▸ TEXTO FORNECIDO:
+--

Selinho

Selinho

18 de junho de 2010

Como é que a vida tem te tratado?


Eu estava naqueles dias deprimentes me sentindo a última das criaturas na terra, achando que enfim estava dando tudo "errado", que eu estava vivendo em meio a uma tempestade que parecia não ter hora, nem dia para acabar.
Meus pensamentos eram: eu quero que cicatrize a ferida do seio, eu quero não sentir dor, eu quero, eu quero e eu quero...
Foi  quando a personagem da série de TV: "A vida Alheia", faz uma pergunta a outra personagem:
- E  aí querida , como a vida tem lhe tratado?
Tive que rir, com o tom de voz, com o contexto da pergunta, que agora não vem ao caso. Mas o fato é que a pergunta me pegou de cheio...

+--

▸ ENUNCIADO DA TAREFA: Transcreva do texto fornecido o trecho que começa em "Meus pensamentos eram: eu" e segue até "pegou de cheio...".

+--

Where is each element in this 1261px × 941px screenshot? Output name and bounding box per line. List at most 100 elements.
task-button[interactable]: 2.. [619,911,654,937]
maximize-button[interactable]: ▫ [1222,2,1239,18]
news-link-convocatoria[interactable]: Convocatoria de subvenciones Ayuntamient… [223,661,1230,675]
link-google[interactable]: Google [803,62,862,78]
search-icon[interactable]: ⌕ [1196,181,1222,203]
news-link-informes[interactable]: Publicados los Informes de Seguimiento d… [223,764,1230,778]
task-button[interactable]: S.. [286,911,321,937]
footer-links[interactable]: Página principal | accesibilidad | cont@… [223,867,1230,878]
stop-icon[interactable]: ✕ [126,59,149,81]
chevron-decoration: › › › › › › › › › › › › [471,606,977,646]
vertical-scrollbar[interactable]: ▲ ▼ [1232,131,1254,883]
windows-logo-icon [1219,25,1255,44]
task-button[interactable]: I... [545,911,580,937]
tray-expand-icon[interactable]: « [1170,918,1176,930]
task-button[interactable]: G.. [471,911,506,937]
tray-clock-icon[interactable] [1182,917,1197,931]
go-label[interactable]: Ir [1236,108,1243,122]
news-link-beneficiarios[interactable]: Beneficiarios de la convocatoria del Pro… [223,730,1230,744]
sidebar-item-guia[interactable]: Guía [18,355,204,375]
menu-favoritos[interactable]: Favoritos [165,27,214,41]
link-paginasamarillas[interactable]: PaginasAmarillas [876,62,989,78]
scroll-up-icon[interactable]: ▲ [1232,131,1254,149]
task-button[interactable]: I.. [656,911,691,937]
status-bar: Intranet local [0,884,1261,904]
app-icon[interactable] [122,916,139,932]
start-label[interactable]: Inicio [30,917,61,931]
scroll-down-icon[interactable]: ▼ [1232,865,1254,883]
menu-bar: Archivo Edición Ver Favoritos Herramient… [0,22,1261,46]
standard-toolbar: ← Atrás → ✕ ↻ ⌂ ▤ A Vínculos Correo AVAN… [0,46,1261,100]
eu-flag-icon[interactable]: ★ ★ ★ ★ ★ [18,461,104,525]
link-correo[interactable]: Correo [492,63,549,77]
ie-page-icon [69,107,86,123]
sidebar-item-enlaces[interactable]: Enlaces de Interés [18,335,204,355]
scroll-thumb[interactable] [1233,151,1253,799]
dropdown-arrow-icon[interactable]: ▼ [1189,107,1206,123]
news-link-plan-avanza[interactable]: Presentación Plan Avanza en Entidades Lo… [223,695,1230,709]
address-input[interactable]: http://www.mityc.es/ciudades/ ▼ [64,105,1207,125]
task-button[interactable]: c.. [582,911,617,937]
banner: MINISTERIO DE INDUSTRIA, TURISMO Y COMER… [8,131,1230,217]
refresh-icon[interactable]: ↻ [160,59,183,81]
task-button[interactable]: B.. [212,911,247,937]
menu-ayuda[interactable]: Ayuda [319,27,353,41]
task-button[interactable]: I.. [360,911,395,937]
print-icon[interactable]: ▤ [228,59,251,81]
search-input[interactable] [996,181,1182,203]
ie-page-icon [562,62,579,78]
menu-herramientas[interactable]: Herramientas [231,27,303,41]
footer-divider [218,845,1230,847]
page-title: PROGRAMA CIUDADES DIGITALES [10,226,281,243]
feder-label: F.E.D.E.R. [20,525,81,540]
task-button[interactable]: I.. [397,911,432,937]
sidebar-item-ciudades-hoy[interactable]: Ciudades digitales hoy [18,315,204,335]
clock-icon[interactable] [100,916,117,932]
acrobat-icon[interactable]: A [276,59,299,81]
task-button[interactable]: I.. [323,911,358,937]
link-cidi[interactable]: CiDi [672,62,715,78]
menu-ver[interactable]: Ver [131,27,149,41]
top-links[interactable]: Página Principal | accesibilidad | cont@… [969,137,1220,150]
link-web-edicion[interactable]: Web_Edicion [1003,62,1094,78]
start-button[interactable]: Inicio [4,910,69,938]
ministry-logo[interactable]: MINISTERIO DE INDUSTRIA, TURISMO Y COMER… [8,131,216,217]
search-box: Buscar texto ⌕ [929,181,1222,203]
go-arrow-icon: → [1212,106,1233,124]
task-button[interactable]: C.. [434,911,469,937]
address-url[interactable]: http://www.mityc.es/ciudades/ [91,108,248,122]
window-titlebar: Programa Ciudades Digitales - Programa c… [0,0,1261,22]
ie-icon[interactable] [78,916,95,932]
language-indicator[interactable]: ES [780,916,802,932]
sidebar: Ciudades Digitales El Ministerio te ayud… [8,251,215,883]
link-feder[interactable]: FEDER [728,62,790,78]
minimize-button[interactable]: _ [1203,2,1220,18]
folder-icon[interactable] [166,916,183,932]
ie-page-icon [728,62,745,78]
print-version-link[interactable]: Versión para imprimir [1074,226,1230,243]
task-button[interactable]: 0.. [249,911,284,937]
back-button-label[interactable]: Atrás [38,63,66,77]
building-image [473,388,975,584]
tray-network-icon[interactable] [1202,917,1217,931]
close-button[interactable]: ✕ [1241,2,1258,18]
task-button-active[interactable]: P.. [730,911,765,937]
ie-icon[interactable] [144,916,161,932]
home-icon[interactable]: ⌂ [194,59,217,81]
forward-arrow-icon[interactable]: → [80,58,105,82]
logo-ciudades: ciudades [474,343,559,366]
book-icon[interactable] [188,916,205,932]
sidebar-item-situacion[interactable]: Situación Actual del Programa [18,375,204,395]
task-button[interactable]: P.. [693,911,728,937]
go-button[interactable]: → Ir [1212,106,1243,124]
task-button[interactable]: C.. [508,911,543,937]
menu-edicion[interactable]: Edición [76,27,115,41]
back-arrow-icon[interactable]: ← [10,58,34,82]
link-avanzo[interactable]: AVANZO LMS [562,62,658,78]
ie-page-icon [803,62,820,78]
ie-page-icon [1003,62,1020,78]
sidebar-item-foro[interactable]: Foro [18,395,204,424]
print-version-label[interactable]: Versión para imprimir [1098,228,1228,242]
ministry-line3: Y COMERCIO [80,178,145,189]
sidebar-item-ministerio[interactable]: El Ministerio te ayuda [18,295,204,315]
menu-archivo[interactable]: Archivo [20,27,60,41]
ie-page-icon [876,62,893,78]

+--

▸ TAREFA RESOLVIDA:
Meus pensamentos eram: eu quero que cicatrize a ferida do seio, eu quero não sentir dor, eu quero, eu quero e eu quero...
Foi  quando a personagem da série de TV: "A vida Alheia", faz uma pergunta a outra personagem:
- E  aí querida , como a vida tem lhe tratado?
Tive que rir, com o tom de voz, com o contexto da pergunta, que agora não vem ao caso. Mas o fato é que a pergunta me pegou de cheio...